WRITTEN PROBLEM: All of the records listed below should be retyped exactly.

DATA LISTING:
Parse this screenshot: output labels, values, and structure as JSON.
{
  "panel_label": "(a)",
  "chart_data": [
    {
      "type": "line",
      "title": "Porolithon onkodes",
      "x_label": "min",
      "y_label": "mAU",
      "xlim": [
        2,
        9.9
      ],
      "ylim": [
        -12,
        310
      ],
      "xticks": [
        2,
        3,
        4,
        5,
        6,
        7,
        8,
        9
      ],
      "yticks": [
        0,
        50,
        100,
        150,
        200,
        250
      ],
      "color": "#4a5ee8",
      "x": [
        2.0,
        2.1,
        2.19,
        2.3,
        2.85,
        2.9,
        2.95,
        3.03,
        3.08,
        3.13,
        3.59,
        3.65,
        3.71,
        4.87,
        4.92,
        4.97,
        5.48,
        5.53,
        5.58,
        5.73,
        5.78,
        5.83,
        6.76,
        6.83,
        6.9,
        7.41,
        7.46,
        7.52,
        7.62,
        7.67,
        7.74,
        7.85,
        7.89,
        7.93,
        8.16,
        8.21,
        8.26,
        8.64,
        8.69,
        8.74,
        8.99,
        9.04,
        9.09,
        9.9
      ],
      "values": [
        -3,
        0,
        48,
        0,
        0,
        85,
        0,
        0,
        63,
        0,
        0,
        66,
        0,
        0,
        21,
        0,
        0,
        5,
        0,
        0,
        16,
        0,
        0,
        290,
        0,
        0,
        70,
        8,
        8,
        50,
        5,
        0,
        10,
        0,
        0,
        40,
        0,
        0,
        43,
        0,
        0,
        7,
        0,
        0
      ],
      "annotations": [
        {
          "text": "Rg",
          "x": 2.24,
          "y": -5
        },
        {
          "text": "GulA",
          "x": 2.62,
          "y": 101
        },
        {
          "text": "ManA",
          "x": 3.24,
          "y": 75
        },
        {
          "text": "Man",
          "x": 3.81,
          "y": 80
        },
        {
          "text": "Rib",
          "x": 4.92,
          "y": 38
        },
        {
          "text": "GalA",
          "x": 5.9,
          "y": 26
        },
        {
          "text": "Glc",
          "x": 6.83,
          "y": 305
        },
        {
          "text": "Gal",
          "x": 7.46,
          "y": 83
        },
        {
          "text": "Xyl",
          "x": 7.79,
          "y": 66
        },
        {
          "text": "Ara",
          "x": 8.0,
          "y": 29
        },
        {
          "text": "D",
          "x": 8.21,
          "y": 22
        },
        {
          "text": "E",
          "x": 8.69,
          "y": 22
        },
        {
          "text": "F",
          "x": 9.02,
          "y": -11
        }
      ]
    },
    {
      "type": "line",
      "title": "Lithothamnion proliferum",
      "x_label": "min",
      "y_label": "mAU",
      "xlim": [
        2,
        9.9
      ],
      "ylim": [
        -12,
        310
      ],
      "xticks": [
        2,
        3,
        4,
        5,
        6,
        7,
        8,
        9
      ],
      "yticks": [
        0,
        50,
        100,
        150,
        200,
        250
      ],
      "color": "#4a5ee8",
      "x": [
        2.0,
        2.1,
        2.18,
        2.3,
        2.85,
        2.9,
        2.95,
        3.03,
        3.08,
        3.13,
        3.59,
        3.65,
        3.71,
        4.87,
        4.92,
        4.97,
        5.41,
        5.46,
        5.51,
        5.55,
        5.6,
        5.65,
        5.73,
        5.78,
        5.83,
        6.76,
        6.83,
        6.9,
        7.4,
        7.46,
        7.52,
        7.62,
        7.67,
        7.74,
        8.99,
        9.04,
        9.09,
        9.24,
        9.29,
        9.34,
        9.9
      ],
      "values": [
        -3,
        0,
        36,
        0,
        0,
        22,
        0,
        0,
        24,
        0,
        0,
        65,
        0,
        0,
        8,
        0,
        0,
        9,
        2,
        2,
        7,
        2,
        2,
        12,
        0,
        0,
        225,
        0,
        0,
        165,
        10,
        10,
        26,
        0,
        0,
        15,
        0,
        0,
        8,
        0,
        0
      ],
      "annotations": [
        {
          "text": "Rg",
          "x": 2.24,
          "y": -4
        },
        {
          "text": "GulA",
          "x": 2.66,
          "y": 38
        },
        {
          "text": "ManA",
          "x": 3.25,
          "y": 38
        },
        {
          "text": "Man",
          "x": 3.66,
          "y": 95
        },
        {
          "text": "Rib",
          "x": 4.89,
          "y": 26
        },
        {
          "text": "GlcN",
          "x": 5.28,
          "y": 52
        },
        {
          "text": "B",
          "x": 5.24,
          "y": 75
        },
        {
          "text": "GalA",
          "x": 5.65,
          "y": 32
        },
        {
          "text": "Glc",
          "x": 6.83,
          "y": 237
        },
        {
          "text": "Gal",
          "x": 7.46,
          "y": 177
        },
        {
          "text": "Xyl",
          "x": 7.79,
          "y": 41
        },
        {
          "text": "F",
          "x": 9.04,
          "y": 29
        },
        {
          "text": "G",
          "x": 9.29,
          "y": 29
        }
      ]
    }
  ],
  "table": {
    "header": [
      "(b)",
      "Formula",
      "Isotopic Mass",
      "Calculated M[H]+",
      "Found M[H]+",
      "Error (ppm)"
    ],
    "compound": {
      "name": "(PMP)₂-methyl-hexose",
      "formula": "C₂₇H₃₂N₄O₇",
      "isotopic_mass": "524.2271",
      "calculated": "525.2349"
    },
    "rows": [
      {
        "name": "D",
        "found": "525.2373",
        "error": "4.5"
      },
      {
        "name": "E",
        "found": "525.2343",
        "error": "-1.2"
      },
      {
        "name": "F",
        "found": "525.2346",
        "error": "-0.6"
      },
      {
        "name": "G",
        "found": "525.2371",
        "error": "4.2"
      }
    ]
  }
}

EXERCISE ANSWER:
Parse this screenshot: output labels, values, and structure as JSON.
{
  "panel_label": "(a)",
  "chart_data": [
    {
      "type": "line",
      "title": "Porolithon onkodes",
      "x_label": "min",
      "y_label": "mAU",
      "xlim": [
        2,
        9.9
      ],
      "ylim": [
        -12,
        310
      ],
      "xticks": [
        2,
        3,
        4,
        5,
        6,
        7,
        8,
        9
      ],
      "yticks": [
        0,
        50,
        100,
        150,
        200,
        250
      ],
      "color": "#4a5ee8",
      "x": [
        2.0,
        2.1,
        2.19,
        2.3,
        2.85,
        2.9,
        2.95,
        3.03,
        3.08,
        3.13,
        3.59,
        3.65,
        3.71,
        4.87,
        4.92,
        4.97,
        5.48,
        5.53,
        5.58,
        5.73,
        5.78,
        5.83,
        6.76,
        6.83,
        6.9,
        7.41,
        7.46,
        7.52,
        7.62,
        7.67,
        7.74,
        7.85,
        7.89,
        7.93,
        8.16,
        8.21,
        8.26,
        8.64,
        8.69,
        8.74,
        8.99,
        9.04,
        9.09,
        9.9
      ],
      "values": [
        -3,
        0,
        48,
        0,
        0,
        85,
        0,
        0,
        63,
        0,
        0,
        66,
        0,
        0,
        21,
        0,
        0,
        5,
        0,
        0,
        16,
        0,
        0,
        290,
        0,
        0,
        70,
        8,
        8,
        50,
        5,
        0,
        10,
        0,
        0,
        40,
        0,
        0,
        43,
        0,
        0,
        7,
        0,
        0
      ],
      "annotations": [
        {
          "text": "Rg",
          "x": 2.24,
          "y": -5
        },
        {
          "text": "GulA",
          "x": 2.62,
          "y": 101
        },
        {
          "text": "ManA",
          "x": 3.24,
          "y": 75
        },
        {
          "text": "Man",
          "x": 3.81,
          "y": 80
        },
        {
          "text": "Rib",
          "x": 4.92,
          "y": 38
        },
        {
          "text": "GalA",
          "x": 5.9,
          "y": 26
        },
        {
          "text": "Glc",
          "x": 6.83,
          "y": 305
        },
        {
          "text": "Gal",
          "x": 7.46,
          "y": 83
        },
        {
          "text": "Xyl",
          "x": 7.79,
          "y": 66
        },
        {
          "text": "Ara",
          "x": 8.0,
          "y": 29
        },
        {
          "text": "D",
          "x": 8.21,
          "y": 22
        },
        {
          "text": "E",
          "x": 8.69,
          "y": 22
        },
        {
          "text": "F",
          "x": 9.02,
          "y": -11
        }
      ]
    },
    {
      "type": "line",
      "title": "Lithothamnion proliferum",
      "x_label": "min",
      "y_label": "mAU",
      "xlim": [
        2,
        9.9
      ],
      "ylim": [
        -12,
        310
      ],
      "xticks": [
        2,
        3,
        4,
        5,
        6,
        7,
        8,
        9
      ],
      "yticks": [
        0,
        50,
        100,
        150,
        200,
        250
      ],
      "color": "#4a5ee8",
      "x": [
        2.0,
        2.1,
        2.18,
        2.3,
        2.85,
        2.9,
        2.95,
        3.03,
        3.08,
        3.13,
        3.59,
        3.65,
        3.71,
        4.87,
        4.92,
        4.97,
        5.41,
        5.46,
        5.51,
        5.55,
        5.6,
        5.65,
        5.73,
        5.78,
        5.83,
        6.76,
        6.83,
        6.9,
        7.4,
        7.46,
        7.52,
        7.62,
        7.67,
        7.74,
        8.99,
        9.04,
        9.09,
        9.24,
        9.29,
        9.34,
        9.9
      ],
      "values": [
        -3,
        0,
        36,
        0,
        0,
        22,
        0,
        0,
        24,
        0,
        0,
        65,
        0,
        0,
        8,
        0,
        0,
        9,
        2,
        2,
        7,
        2,
        2,
        12,
        0,
        0,
        225,
        0,
        0,
        165,
        10,
        10,
        26,
        0,
        0,
        15,
        0,
        0,
        8,
        0,
        0
      ],
      "annotations": [
        {
          "text": "Rg",
          "x": 2.24,
          "y": -4
        },
        {
          "text": "GulA",
          "x": 2.66,
          "y": 38
        },
        {
          "text": "ManA",
          "x": 3.25,
          "y": 38
        },
        {
          "text": "Man",
          "x": 3.66,
          "y": 95
        },
        {
          "text": "Rib",
          "x": 4.89,
          "y": 26
        },
        {
          "text": "GlcN",
          "x": 5.28,
          "y": 52
        },
        {
          "text": "B",
          "x": 5.24,
          "y": 75
        },
        {
          "text": "GalA",
          "x": 5.65,
          "y": 32
        },
        {
          "text": "Glc",
          "x": 6.83,
          "y": 237
        },
        {
          "text": "Gal",
          "x": 7.46,
          "y": 177
        },
        {
          "text": "Xyl",
          "x": 7.79,
          "y": 41
        },
        {
          "text": "F",
          "x": 9.04,
          "y": 29
        },
        {
          "text": "G",
          "x": 9.29,
          "y": 29
        }
      ]
    }
  ],
  "table": {
    "header": [
      "(b)",
      "Formula",
      "Isotopic Mass",
      "Calculated M[H]+",
      "Found M[H]+",
      "Error (ppm)"
    ],
    "compound": {
      "name": "(PMP)₂-methyl-hexose",
      "formula": "C₂₇H₃₂N₄O₇",
      "isotopic_mass": "524.2271",
      "calculated": "525.2349"
    },
    "rows": [
      {
        "name": "D",
        "found": "525.2373",
        "error": "4.5"
      },
      {
        "name": "E",
        "found": "525.2343",
        "error": "-1.2"
      },
      {
        "name": "F",
        "found": "525.2346",
        "error": "-0.6"
      },
      {
        "name": "G",
        "found": "525.2371",
        "error": "4.2"
      }
    ]
  }
}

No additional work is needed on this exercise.